### Challenge
Skip the pictures and quote all of the lines exactly.
-- Records for this task start --
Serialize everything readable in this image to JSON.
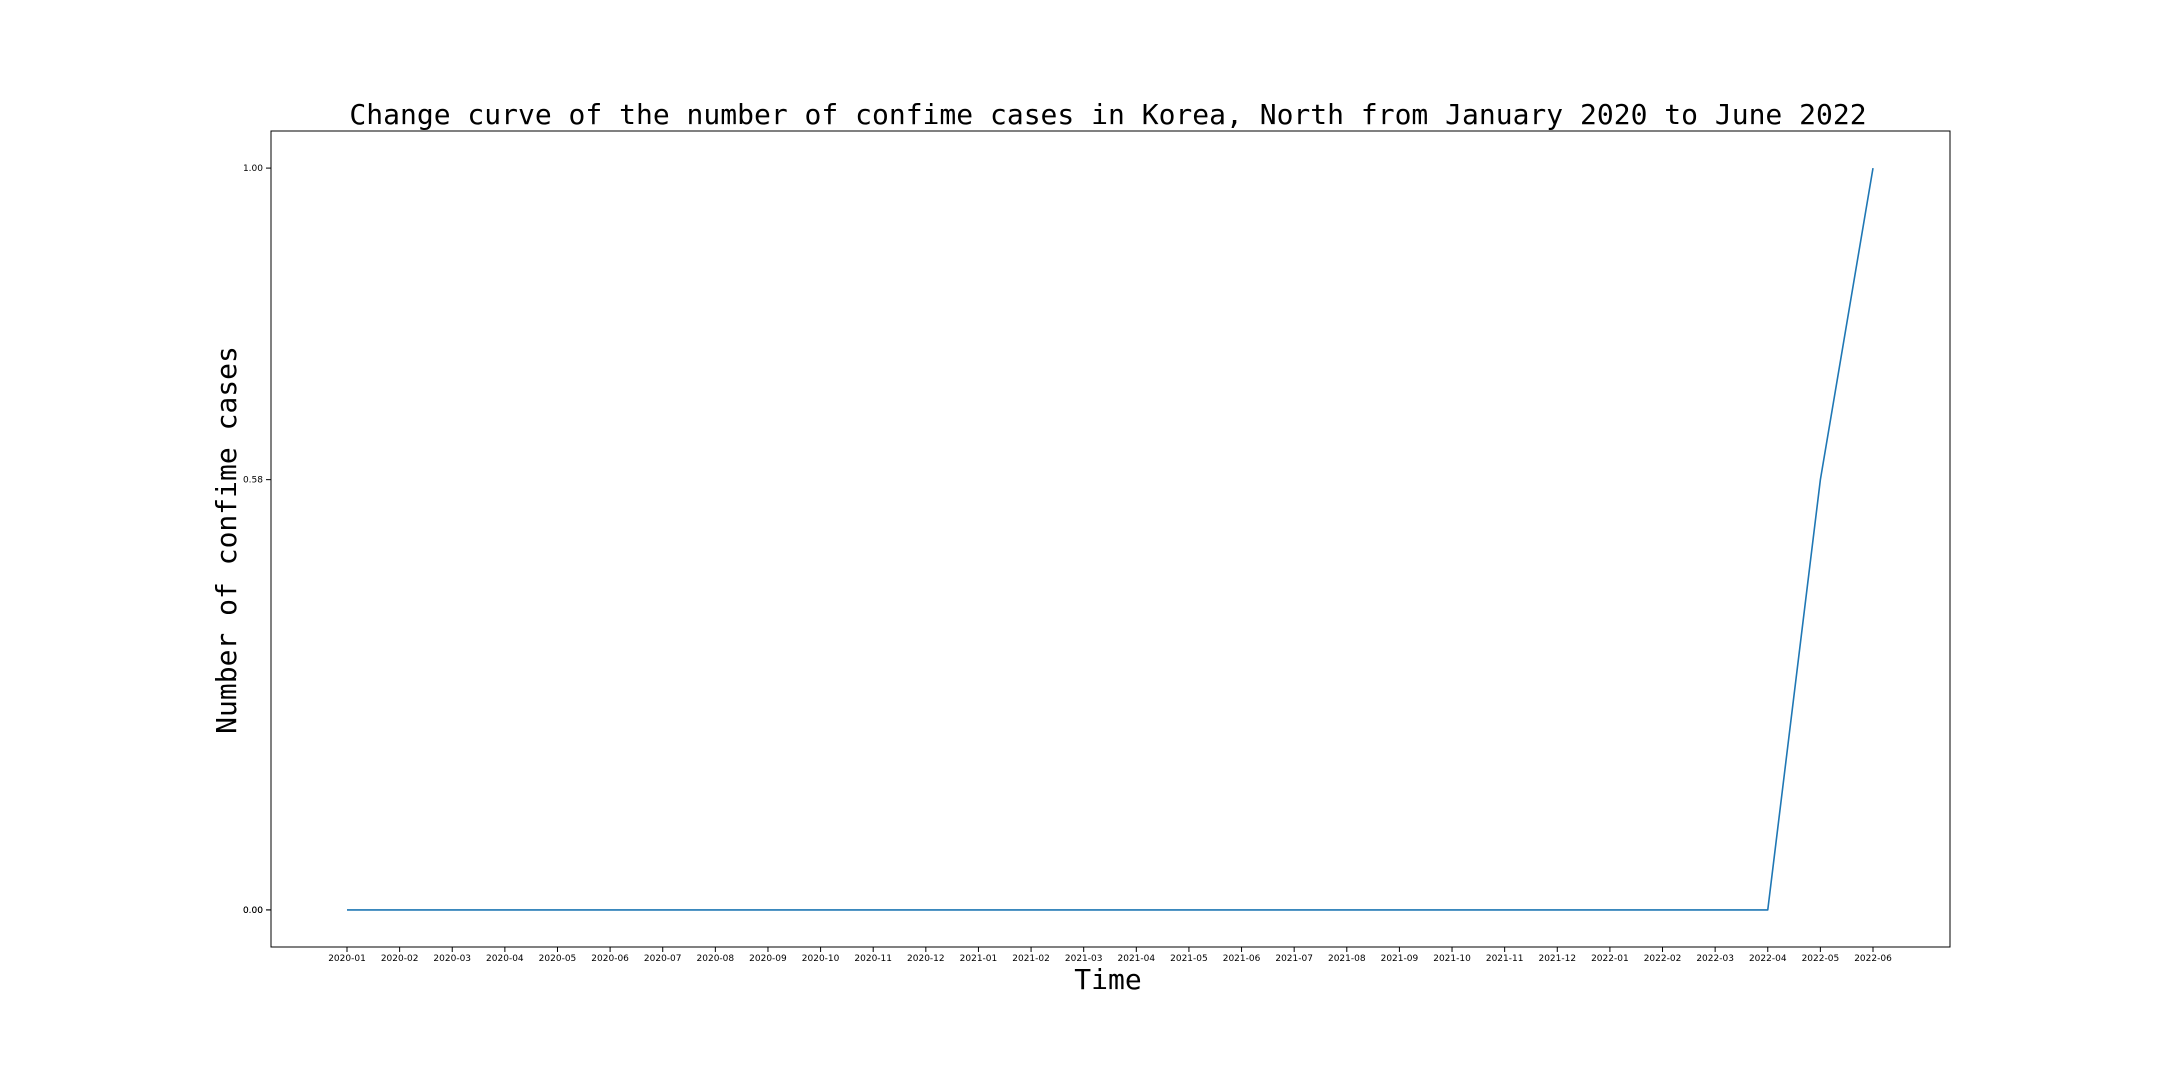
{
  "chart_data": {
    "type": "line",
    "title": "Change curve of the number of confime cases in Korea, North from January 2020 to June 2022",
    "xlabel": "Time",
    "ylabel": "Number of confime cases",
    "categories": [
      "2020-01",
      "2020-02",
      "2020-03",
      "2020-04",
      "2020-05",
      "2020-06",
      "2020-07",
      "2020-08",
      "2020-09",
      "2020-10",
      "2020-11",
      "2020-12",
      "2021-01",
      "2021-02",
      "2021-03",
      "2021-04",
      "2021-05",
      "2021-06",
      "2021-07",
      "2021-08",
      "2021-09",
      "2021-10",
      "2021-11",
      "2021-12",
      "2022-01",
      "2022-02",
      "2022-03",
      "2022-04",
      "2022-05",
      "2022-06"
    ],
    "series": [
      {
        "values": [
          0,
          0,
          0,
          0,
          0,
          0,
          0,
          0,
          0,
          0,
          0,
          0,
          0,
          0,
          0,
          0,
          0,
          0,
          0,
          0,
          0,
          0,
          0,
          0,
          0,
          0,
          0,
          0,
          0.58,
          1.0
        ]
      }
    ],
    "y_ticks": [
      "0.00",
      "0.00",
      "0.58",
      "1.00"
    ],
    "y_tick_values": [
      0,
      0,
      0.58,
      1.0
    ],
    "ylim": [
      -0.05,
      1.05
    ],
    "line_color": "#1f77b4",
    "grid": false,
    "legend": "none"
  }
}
-- Records for this task end --
### Written solution
Serialize everything readable in this image to JSON.
{
  "chart_data": {
    "type": "line",
    "title": "Change curve of the number of confime cases in Korea, North from January 2020 to June 2022",
    "xlabel": "Time",
    "ylabel": "Number of confime cases",
    "categories": [
      "2020-01",
      "2020-02",
      "2020-03",
      "2020-04",
      "2020-05",
      "2020-06",
      "2020-07",
      "2020-08",
      "2020-09",
      "2020-10",
      "2020-11",
      "2020-12",
      "2021-01",
      "2021-02",
      "2021-03",
      "2021-04",
      "2021-05",
      "2021-06",
      "2021-07",
      "2021-08",
      "2021-09",
      "2021-10",
      "2021-11",
      "2021-12",
      "2022-01",
      "2022-02",
      "2022-03",
      "2022-04",
      "2022-05",
      "2022-06"
    ],
    "series": [
      {
        "values": [
          0,
          0,
          0,
          0,
          0,
          0,
          0,
          0,
          0,
          0,
          0,
          0,
          0,
          0,
          0,
          0,
          0,
          0,
          0,
          0,
          0,
          0,
          0,
          0,
          0,
          0,
          0,
          0,
          0.58,
          1.0
        ]
      }
    ],
    "y_ticks": [
      "0.00",
      "0.00",
      "0.58",
      "1.00"
    ],
    "y_tick_values": [
      0,
      0,
      0.58,
      1.0
    ],
    "ylim": [
      -0.05,
      1.05
    ],
    "line_color": "#1f77b4",
    "grid": false,
    "legend": "none"
  }
}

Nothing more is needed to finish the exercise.